(Given text):
# STARR Project - General Data Collection Routine
Author: George Gorospe

Note: This notebook draws heavily from Nvidia's jetbot code base found at: https://github.com/NVIDIA-AI-IOT/jetbot

Before we can get started we need to ensure that we have the jetbot module installed. The jetbot module provides some useful tools that will help us collect data.

If you encounter an error early in the is notebook it is likely that you'll need to downdload and install the jetbot module. To do this follow the next two steps:
1. From a terminal on the nano, use: git clone https://github.com/NVIDIA-AI-IOT/jetbot.git
2. Once inside your new jetbot folder, use: sudo python3 setup.py install


### Getting Started

We can use this basic routine for collecting and labeling different types of data.
Start by entering the name of the object you're photographing. The routine will create a new folder in your data sets directory for the data you collect.

You'll want to take multiple photos of the object all by itself in differient orientations, locations, and lighting conditions. a good combination of all of these will ensure a robust AI capable of identifying the object with high accuracy.

If you are collecting location data, i.e. gym, library, classroom, make sure to take photos of all the objects that will always be in the room. This means taking photos of the walls, desks, tables, trashcans, but not backpacks, coats, or note books.

Final Note: This is experimental software, it has been tested in limited environments and may not do everything we expect. Use it, experiment with it, and feel free to change it. If you break the software you can always download it again from the source and experiment more.

### Display live camera feed

To start, we'll initialize and display the feed from our camera.
Important part here is that we size the image to fit what our neural network.
For certain tasks it may be better to collect larger images then downscale later.

In [None]:
# First we'll import some tools to help us get the camera started and to make this note book interactive
import traitlets
import ipywidgets.widgets as widgets
from ipywidgets import interact, interactive, fixed, interact_manual
from IPython.display import Image, display
from jetbot import Camera, bgr8_to_jpeg

camera = Camera.instance(width=224, height=224)

(Work instructions):
[1] In the STARR data collection notebook, copy out everything from "Final Note: This" down to "our neural network.".
[2] Write the next part of the STARR data collection notebook, starting right after its last line.
The rows that come next are separate material and are not part of the STARR data collection notebook.

(Records):

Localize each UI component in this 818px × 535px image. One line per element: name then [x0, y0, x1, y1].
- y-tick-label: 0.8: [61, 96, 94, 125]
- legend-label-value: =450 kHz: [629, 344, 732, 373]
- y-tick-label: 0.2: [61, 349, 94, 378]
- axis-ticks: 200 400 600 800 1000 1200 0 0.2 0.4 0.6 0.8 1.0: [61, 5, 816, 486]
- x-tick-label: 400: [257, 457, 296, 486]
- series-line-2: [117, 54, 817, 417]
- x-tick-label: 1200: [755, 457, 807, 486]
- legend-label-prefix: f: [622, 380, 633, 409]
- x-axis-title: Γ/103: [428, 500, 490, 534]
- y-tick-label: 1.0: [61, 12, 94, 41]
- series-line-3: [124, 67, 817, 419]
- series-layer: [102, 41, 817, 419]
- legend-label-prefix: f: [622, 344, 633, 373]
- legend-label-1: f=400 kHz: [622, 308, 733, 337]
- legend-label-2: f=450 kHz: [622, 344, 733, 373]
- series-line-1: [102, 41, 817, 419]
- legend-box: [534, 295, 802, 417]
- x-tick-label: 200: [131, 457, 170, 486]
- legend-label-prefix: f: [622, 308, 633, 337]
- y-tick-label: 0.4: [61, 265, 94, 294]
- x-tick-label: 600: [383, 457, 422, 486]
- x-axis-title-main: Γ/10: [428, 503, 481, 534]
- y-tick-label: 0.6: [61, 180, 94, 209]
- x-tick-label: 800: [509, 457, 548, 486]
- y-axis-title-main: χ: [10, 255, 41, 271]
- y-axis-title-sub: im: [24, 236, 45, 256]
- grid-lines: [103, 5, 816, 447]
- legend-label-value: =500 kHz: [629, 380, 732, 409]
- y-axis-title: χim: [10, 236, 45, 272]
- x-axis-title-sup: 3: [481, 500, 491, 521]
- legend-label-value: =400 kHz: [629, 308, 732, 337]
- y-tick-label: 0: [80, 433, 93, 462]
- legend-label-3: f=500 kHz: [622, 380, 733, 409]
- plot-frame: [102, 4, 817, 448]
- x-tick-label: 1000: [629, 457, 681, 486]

(Answers by task):
[1]
Final Note: This is experimental software, it has been tested in limited environments and may not do everything we expect. Use it, experiment with it, and feel free to change it. If you break the software you can always download it again from the source and experiment more.

### Display live camera feed

To start, we'll initialize and display the feed from our camera.
Important part here is that we size the image to fit what our neural network.

[2]
image = widgets.Image(format='jpeg', width=224, height=224)  # this width and height doesn't necessarily have to match the camera

camera_link = traitlets.dlink((camera, 'value'), (image, 'value'), transform=bgr8_to_jpeg)

display(image)

Next we want to label the data we'll be collecting:
use the text box to create a label.

In [None]:
import os  # This library allows us to explore and modify the file structure on the Nano
# Creating a function to add a folder to our directory
def folder_function(label):
    # Using the "try/except" statement here because the makedirs function can throw an error if the directory exists already
    try:
        os.makedirs('data/'+label)
    except:
        print('Directory no created because it already exists')
    print("Creating data folder: data/"+label)            
    
# Creating the interactive text box widget
# Creating the interactive text box widget
interactiveTextBox = interactive(folder_function,{'manual': True}, label = widgets.Text(value='structured_string',placeholder = 'structured_string',description='Enter Label:'));
interactiveTextBox # calling the interactive element

If you refresh the Jupyter file browser on the left, you should now see a new directory with your label.  

Now we have a folder with our label, we're nearly ready to start saving images inside our folder.
It is important to understand that the name of the image file is not important for our training purposes, only the folder name is important.
This means that the images can have names like img1.jpg, tm223.jpg, cat.jpg, ect. But if they are all in a folder titled, "dog" then they will be interpreted as dogs.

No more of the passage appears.